> _THE PROBLEM_
Search the material below for the string "band" and list each line that holds it.

[Some records]
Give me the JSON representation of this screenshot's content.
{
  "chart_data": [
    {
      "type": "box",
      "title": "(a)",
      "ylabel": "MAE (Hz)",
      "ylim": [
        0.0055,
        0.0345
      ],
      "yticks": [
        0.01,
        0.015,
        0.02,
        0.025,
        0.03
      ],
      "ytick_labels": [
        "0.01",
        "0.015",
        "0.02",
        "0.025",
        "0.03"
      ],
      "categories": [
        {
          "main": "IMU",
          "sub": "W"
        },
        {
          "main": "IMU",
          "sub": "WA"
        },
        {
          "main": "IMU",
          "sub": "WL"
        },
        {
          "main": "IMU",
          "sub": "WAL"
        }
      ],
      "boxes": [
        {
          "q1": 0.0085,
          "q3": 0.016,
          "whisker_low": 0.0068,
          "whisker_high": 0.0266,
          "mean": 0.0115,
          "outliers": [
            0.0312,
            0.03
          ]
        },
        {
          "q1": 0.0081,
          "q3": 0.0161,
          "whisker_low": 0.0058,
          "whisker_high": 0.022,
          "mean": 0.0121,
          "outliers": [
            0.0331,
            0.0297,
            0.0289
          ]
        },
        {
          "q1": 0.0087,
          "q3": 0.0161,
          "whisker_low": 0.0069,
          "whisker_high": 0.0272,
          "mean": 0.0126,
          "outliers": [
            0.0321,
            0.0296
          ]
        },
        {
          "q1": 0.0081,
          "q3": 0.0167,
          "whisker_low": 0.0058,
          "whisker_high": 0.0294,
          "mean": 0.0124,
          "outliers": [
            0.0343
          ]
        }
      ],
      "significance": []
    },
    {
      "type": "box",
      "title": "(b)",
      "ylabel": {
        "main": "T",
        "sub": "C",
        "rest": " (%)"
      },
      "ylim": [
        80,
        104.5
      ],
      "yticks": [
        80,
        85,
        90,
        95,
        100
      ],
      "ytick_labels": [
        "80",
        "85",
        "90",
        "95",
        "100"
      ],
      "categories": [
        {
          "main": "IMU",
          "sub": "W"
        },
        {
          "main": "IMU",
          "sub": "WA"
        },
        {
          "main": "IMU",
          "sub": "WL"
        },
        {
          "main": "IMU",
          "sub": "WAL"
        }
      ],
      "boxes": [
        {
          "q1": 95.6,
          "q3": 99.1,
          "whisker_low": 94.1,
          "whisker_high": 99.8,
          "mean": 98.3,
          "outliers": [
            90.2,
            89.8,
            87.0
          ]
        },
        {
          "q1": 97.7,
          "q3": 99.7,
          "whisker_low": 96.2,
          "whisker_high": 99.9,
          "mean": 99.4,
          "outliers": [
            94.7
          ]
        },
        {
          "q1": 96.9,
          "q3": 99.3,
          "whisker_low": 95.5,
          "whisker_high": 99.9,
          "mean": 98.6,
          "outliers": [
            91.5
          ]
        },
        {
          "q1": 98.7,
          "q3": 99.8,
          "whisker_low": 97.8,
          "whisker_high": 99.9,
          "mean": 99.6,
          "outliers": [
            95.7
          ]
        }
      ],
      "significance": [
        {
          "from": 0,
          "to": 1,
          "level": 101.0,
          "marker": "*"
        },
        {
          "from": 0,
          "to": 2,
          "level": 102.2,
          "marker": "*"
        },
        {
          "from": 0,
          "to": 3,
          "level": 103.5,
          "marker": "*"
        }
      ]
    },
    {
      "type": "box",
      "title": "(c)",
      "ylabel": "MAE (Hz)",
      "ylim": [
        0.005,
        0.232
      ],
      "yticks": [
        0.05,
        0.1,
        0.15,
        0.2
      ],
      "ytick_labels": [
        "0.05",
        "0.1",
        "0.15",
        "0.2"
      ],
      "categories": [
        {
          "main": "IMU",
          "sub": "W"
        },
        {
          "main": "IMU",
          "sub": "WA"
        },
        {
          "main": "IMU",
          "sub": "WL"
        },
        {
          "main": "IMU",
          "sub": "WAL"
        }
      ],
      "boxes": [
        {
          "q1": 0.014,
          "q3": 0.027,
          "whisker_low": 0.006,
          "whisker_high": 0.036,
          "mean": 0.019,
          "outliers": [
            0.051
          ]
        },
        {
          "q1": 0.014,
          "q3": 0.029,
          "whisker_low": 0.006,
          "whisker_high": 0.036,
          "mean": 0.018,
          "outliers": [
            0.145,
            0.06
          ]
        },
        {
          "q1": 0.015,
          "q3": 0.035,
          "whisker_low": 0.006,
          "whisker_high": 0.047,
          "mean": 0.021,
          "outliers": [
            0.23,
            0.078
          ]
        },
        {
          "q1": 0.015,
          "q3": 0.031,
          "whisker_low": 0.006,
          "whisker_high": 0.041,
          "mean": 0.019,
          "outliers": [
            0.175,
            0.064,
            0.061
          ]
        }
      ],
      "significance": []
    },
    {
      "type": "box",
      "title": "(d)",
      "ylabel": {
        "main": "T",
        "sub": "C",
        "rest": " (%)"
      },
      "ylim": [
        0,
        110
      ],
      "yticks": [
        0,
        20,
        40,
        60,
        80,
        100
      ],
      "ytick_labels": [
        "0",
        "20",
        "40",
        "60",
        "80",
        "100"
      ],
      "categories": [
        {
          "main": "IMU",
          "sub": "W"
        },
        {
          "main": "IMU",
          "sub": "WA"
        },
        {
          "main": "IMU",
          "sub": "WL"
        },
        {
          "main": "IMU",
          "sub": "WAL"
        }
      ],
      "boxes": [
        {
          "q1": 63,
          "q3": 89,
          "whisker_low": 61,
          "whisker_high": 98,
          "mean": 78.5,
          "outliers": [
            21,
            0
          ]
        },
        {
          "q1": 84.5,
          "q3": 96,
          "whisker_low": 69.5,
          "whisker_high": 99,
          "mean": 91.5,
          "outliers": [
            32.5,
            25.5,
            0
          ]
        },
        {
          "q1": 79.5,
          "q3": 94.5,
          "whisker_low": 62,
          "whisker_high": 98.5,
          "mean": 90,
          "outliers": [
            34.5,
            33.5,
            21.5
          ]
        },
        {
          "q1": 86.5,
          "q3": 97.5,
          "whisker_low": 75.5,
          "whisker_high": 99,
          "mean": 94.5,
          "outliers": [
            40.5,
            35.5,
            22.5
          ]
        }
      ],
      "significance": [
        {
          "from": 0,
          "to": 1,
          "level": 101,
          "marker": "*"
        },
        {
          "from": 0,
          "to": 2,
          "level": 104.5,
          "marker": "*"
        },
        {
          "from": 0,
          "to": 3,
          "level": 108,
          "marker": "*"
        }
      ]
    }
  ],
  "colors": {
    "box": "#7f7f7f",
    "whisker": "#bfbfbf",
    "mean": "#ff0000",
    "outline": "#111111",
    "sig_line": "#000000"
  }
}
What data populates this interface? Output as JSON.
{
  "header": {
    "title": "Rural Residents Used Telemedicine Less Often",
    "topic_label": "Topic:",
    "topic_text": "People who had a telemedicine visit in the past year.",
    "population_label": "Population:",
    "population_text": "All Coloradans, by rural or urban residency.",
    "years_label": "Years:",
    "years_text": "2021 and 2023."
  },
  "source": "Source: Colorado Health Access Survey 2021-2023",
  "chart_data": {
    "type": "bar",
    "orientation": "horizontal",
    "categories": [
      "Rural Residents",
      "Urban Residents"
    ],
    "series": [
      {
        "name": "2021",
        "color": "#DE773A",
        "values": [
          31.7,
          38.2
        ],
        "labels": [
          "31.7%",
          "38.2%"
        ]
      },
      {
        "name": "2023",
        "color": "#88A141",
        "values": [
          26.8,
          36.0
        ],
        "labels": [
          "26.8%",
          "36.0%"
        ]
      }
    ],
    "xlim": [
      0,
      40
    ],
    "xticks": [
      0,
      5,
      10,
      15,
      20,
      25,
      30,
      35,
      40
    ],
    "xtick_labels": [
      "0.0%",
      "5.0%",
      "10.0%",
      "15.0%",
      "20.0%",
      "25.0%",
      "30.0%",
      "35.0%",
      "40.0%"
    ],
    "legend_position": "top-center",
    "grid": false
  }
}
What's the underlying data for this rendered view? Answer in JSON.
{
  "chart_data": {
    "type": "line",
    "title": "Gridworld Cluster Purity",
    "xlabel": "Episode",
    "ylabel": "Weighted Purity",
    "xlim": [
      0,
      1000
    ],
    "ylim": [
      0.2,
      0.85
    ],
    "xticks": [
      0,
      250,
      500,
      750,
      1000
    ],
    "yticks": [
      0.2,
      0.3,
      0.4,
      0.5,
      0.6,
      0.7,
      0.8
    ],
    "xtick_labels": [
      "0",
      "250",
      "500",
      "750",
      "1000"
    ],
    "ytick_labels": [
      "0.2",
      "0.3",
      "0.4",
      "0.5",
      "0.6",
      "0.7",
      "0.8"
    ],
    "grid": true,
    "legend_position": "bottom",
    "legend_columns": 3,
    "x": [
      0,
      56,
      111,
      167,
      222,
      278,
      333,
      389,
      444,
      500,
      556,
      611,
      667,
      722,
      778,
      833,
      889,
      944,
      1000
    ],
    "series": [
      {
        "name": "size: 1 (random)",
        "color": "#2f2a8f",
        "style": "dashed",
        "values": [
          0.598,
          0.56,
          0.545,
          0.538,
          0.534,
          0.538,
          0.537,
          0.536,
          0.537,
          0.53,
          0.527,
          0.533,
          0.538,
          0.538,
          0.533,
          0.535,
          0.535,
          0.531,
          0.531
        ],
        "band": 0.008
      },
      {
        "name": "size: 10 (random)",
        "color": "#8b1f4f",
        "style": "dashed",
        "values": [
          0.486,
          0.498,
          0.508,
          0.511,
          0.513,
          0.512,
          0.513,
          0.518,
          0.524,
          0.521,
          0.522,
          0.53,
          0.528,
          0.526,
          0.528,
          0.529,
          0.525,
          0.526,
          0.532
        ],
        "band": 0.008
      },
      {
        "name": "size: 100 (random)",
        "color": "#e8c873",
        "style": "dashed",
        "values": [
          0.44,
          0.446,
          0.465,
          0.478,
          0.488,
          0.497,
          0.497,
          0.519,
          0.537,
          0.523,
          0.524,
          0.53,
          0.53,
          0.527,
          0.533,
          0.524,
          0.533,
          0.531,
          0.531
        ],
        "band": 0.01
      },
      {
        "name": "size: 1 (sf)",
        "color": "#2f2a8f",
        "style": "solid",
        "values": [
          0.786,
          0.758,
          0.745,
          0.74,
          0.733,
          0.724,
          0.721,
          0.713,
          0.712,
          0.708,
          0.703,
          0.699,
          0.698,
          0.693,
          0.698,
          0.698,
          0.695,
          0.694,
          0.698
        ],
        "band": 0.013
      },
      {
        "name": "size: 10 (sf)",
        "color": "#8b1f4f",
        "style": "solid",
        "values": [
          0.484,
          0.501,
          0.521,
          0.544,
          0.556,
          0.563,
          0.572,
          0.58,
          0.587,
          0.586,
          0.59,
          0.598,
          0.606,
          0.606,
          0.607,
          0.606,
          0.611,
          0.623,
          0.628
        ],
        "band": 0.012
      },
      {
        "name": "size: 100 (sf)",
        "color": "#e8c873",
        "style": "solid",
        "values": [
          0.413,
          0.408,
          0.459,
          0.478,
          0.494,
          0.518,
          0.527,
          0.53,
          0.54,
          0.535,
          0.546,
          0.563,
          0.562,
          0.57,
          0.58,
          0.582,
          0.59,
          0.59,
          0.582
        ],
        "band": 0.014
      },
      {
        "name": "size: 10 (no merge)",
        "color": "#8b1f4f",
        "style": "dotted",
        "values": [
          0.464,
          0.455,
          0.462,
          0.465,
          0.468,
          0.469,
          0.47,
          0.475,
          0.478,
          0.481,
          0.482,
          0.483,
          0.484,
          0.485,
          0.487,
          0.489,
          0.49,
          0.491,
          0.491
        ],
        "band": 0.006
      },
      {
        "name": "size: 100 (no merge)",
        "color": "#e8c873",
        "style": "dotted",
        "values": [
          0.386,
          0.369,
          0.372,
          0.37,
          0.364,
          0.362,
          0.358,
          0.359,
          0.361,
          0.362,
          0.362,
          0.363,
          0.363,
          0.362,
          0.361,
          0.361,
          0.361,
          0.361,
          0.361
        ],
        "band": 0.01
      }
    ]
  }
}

> _EXERCISE RESULT_
        "band": 0.008
        "band": 0.008
        "band": 0.01
        "band": 0.013
        "band": 0.012
        "band": 0.014
        "band": 0.006
        "band": 0.01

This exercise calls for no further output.